The problem: For the data below, work out how many lines contain the word "login" and supply only that number.

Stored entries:
========================================================================
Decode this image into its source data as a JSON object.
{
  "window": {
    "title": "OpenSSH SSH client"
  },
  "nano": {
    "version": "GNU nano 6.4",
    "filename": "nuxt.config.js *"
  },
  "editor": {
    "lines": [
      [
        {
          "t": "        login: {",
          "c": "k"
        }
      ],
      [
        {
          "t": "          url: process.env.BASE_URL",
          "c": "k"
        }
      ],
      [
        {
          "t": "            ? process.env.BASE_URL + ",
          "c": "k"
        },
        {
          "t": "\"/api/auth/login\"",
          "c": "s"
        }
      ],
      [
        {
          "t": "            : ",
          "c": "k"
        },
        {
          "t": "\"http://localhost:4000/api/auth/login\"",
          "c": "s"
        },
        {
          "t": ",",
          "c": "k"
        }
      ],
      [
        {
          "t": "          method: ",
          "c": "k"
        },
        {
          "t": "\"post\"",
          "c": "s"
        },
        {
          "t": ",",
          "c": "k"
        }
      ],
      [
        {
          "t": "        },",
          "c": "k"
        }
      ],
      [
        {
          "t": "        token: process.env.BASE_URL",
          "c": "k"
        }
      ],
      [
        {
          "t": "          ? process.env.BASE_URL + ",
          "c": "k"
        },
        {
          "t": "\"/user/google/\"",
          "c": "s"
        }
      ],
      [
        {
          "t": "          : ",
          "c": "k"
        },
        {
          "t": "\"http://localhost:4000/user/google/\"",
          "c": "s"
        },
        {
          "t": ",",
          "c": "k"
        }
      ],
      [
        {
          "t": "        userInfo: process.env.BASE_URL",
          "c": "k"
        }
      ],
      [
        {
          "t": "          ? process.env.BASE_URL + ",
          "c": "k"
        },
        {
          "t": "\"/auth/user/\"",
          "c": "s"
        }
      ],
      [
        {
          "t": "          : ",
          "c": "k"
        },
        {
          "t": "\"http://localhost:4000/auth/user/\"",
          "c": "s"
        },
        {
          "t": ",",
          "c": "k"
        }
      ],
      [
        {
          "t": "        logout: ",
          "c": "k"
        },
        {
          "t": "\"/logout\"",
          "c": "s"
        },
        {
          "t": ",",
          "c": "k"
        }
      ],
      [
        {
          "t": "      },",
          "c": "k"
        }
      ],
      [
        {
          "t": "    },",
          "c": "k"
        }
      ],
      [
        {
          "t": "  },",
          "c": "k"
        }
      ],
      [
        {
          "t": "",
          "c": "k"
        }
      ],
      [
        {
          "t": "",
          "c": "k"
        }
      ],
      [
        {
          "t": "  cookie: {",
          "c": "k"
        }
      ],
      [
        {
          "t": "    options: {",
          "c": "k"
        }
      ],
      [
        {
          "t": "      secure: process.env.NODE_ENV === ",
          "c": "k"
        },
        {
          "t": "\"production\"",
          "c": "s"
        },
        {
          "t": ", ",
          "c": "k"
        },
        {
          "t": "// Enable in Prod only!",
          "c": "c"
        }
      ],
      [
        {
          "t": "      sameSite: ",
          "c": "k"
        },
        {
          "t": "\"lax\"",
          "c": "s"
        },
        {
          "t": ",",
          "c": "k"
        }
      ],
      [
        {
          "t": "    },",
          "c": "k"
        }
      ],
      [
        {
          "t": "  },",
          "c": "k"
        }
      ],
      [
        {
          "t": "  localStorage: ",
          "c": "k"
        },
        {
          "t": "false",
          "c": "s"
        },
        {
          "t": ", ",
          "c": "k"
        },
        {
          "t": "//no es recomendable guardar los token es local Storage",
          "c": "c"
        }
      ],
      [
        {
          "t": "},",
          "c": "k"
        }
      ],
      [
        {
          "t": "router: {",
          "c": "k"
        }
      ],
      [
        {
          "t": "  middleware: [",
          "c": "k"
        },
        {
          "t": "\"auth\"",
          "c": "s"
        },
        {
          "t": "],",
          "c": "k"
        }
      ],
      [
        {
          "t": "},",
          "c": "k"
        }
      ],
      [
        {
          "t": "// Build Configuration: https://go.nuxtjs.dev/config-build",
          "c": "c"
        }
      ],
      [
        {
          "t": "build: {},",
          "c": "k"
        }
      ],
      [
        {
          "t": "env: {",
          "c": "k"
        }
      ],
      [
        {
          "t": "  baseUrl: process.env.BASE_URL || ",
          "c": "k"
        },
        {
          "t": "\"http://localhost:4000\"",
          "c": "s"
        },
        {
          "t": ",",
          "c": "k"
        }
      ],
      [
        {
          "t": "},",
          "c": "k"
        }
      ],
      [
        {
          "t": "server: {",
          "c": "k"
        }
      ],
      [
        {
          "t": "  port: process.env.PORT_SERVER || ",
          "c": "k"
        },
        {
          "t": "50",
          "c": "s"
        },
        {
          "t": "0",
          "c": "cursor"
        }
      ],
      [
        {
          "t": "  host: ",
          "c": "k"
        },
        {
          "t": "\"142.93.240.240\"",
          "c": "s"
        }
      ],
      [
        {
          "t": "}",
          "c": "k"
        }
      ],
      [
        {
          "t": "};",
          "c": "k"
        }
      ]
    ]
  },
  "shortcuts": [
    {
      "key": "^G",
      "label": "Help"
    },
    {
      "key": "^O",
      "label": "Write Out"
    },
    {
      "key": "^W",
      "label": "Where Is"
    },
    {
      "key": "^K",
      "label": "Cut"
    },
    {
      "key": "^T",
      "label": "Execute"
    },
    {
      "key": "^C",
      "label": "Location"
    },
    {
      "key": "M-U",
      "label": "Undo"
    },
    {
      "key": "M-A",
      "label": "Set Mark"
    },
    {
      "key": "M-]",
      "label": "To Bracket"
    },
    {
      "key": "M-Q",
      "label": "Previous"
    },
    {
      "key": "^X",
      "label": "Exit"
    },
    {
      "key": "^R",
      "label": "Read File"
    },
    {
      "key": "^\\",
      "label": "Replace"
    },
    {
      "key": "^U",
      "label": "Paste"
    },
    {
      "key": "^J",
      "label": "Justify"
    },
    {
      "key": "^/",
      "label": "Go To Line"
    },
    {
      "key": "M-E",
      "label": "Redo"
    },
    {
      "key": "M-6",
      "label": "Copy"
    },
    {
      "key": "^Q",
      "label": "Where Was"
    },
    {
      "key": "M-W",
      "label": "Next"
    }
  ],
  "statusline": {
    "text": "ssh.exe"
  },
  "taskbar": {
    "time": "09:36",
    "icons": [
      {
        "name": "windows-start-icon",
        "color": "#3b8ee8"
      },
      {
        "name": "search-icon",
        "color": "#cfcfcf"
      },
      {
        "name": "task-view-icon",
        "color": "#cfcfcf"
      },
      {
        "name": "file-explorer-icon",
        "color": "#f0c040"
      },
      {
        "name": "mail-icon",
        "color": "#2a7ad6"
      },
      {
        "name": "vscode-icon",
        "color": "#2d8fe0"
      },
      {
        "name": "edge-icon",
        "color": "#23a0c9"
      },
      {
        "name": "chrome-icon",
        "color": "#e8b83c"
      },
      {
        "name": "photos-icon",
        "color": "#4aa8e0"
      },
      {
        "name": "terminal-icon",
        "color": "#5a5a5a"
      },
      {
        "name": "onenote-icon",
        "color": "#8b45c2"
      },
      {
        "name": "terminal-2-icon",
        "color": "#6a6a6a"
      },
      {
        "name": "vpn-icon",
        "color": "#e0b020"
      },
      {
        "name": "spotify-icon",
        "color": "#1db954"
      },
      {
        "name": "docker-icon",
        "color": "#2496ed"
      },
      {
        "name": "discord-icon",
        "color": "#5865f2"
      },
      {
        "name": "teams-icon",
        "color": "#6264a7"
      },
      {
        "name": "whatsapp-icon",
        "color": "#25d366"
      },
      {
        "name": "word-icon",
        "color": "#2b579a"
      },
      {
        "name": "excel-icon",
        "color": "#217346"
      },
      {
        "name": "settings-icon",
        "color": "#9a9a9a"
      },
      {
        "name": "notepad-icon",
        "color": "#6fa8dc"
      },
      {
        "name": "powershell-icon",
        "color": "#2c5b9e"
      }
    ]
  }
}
========================================================================
Full answer: 3